Filter the data below for the string "background" and copy each matching line.

** BEGIN **

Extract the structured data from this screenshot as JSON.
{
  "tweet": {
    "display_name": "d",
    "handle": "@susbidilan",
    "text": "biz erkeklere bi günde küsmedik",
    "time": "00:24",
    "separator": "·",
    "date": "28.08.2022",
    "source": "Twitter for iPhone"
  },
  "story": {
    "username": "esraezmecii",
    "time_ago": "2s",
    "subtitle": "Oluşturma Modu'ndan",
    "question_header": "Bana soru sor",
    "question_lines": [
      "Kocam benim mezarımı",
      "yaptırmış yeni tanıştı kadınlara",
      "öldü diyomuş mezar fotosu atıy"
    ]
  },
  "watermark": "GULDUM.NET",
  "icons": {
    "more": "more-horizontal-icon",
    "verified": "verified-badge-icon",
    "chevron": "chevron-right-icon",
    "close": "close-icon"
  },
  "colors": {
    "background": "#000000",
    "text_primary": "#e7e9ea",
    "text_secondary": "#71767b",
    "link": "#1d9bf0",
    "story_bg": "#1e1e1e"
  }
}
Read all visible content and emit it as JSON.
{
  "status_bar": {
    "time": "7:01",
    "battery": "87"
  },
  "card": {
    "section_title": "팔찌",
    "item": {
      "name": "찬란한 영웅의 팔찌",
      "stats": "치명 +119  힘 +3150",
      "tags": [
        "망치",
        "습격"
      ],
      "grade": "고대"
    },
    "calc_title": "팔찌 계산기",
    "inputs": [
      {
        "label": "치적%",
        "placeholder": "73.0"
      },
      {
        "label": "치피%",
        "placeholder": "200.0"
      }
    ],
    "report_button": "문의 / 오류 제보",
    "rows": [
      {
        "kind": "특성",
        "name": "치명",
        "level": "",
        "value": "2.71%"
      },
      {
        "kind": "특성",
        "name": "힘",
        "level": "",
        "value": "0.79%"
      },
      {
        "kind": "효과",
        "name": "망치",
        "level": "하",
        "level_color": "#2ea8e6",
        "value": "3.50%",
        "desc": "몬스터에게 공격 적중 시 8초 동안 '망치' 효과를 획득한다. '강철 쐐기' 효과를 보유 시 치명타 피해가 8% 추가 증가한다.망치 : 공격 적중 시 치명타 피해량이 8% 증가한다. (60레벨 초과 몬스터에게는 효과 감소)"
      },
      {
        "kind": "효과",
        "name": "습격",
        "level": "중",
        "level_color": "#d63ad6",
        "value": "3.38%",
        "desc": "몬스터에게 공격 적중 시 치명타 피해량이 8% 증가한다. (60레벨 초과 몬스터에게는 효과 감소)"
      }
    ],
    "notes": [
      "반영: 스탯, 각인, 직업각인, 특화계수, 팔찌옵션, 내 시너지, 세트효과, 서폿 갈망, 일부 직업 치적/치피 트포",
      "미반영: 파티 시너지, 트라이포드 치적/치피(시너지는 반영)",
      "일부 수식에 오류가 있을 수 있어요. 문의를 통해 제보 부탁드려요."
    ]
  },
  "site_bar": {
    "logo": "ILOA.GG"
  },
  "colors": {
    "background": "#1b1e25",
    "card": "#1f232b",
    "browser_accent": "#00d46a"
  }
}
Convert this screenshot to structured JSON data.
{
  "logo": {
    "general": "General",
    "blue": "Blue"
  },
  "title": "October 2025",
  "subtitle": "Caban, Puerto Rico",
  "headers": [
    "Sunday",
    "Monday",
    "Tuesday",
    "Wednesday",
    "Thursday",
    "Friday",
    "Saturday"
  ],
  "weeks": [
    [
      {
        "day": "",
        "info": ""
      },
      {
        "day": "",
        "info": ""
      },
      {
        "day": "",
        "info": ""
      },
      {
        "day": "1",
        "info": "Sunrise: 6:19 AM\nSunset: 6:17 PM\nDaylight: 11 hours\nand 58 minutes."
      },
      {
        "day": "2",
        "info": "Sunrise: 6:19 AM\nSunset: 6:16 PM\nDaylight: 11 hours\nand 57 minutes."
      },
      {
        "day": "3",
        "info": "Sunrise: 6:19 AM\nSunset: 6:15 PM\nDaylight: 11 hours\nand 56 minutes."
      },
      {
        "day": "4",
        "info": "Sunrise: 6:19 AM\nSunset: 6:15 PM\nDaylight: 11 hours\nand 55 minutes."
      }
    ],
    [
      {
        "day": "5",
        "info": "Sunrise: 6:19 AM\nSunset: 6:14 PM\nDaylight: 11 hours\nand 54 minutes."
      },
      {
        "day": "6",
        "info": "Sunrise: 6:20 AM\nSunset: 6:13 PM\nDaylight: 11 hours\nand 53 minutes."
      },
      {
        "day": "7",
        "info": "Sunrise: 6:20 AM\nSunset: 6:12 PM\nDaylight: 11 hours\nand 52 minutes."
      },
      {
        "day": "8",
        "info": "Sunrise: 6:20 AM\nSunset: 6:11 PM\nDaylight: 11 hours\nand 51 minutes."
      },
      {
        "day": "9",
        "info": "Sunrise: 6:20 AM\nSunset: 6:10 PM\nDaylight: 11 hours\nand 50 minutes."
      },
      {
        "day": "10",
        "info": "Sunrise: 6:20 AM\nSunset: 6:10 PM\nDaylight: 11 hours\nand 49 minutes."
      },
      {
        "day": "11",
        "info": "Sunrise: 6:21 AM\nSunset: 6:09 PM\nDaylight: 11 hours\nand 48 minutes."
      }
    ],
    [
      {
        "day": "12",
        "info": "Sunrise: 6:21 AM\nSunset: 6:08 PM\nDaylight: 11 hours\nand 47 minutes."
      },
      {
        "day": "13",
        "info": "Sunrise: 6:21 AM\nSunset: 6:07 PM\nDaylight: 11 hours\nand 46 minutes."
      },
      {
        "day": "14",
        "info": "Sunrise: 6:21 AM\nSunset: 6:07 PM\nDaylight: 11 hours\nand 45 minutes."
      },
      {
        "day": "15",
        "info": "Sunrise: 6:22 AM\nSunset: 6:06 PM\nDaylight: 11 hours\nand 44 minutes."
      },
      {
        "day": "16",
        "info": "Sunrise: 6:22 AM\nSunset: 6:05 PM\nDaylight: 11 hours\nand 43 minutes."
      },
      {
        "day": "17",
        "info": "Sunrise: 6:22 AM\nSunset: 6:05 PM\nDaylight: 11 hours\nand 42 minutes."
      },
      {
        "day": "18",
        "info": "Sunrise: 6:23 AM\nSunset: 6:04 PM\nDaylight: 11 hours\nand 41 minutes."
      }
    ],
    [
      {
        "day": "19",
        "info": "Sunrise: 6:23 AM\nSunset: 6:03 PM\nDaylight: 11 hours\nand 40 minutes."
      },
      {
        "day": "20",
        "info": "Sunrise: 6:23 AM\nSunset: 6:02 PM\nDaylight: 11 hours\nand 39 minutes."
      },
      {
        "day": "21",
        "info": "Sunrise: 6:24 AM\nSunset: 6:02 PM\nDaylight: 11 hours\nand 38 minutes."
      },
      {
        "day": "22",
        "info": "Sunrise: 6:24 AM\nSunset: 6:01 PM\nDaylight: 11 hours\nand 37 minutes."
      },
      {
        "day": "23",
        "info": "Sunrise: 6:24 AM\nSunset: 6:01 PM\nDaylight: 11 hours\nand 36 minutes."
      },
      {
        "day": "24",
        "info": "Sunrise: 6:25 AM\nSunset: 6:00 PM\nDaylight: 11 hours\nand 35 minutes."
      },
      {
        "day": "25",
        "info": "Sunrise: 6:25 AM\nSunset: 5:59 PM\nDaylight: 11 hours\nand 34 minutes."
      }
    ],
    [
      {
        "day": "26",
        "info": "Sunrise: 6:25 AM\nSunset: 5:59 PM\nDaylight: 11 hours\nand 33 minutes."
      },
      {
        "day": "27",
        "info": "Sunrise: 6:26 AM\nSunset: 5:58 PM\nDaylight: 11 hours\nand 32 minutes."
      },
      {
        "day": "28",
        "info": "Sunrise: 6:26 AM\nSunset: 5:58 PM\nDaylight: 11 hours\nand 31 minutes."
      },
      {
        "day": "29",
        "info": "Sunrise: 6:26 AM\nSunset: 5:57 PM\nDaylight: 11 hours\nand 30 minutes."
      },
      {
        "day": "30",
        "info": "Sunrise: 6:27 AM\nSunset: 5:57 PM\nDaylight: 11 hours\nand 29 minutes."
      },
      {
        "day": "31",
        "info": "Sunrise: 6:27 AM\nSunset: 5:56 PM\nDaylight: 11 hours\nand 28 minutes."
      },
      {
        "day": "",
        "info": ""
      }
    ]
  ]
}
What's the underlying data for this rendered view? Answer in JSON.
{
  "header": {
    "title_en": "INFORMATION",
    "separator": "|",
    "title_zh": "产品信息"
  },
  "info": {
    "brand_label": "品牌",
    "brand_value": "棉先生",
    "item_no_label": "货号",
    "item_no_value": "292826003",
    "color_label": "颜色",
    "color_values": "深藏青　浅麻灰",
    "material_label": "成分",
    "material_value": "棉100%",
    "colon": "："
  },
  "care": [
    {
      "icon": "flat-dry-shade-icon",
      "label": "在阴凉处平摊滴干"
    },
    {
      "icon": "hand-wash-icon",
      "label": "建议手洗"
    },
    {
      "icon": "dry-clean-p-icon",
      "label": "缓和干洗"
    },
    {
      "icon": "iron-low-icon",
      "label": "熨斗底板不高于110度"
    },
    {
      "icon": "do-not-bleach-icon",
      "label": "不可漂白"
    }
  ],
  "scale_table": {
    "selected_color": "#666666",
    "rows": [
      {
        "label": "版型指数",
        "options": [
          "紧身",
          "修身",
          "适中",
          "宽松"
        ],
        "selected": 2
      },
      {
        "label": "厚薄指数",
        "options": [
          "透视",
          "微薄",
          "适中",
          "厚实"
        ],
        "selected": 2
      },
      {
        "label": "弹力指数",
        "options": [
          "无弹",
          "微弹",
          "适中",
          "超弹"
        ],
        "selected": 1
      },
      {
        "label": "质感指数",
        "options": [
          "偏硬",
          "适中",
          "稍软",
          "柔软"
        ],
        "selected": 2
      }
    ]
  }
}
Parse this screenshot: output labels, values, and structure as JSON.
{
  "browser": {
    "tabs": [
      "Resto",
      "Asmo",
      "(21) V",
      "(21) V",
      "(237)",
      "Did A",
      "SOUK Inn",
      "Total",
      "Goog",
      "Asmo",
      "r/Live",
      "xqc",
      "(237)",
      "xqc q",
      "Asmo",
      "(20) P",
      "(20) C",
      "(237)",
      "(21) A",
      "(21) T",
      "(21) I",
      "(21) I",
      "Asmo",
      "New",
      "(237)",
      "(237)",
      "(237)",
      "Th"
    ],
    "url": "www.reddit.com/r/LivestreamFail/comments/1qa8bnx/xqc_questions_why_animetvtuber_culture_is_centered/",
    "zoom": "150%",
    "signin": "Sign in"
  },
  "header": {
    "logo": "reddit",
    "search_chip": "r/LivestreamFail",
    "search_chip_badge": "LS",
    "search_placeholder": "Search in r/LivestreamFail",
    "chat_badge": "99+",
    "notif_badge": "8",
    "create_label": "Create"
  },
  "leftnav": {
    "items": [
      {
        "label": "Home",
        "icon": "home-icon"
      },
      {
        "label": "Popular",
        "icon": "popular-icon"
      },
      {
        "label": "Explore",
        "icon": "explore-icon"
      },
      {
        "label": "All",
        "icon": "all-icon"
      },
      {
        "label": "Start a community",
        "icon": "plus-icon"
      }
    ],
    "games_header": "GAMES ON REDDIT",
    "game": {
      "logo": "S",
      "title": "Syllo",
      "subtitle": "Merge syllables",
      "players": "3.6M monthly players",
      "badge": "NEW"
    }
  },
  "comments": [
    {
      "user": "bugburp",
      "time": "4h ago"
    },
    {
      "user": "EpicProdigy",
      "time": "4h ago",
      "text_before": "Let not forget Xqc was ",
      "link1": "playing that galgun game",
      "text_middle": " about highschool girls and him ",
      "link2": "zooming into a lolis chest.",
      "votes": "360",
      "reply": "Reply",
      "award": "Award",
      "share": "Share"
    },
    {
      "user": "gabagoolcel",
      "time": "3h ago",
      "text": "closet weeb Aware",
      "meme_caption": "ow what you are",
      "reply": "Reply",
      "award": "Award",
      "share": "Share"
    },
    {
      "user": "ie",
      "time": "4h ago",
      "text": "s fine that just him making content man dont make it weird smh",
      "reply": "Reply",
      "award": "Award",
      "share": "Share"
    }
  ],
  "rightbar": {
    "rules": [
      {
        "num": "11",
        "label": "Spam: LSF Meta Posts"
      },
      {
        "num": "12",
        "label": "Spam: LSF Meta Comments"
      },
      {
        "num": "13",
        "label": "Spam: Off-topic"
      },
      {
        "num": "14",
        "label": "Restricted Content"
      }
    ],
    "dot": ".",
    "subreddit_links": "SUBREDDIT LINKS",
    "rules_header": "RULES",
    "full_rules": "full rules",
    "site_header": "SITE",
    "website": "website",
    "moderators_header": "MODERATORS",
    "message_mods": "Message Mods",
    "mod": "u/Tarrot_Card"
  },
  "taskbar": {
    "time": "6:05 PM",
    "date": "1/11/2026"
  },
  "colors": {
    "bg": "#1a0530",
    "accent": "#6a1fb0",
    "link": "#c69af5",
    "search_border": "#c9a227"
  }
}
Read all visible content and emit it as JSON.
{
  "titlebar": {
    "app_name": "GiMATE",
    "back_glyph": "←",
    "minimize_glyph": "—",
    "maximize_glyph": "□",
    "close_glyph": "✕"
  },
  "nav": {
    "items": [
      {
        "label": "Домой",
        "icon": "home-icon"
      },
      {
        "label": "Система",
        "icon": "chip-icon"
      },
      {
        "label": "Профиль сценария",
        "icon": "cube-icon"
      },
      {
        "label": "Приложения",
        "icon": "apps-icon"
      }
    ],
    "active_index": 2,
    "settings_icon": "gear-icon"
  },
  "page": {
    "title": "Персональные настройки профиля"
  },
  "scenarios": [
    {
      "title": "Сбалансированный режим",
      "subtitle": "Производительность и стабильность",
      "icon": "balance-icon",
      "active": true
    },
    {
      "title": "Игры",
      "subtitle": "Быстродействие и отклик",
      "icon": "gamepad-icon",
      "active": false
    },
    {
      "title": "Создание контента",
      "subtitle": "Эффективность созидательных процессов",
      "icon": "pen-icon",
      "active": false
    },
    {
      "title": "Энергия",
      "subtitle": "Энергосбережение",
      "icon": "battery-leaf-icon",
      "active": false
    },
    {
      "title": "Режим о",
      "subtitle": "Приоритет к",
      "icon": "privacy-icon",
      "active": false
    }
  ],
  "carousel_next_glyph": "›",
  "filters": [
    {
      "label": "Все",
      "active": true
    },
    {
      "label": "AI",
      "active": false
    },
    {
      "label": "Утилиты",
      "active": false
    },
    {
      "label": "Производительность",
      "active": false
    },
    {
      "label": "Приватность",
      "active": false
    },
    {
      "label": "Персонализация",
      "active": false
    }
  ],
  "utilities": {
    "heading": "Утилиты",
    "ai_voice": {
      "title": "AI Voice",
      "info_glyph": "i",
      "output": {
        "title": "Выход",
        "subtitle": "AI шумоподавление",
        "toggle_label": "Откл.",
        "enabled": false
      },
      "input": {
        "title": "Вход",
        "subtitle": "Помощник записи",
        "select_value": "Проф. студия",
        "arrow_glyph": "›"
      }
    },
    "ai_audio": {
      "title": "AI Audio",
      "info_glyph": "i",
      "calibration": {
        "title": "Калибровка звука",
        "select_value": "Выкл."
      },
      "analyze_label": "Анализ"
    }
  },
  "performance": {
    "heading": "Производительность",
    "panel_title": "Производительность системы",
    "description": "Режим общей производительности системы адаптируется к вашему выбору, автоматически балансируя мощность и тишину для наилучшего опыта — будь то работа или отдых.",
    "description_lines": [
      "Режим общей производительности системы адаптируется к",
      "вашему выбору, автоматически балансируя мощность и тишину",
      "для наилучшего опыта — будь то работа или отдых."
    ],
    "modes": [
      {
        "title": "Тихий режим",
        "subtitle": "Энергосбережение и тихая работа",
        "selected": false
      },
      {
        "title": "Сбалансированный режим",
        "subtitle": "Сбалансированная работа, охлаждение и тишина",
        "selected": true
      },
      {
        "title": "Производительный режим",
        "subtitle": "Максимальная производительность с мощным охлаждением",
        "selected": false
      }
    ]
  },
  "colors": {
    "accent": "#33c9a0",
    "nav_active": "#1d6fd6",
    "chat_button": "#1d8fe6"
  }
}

** END **

THE RESULT>
    "background": "#000000",
    "background": "#1b1e25",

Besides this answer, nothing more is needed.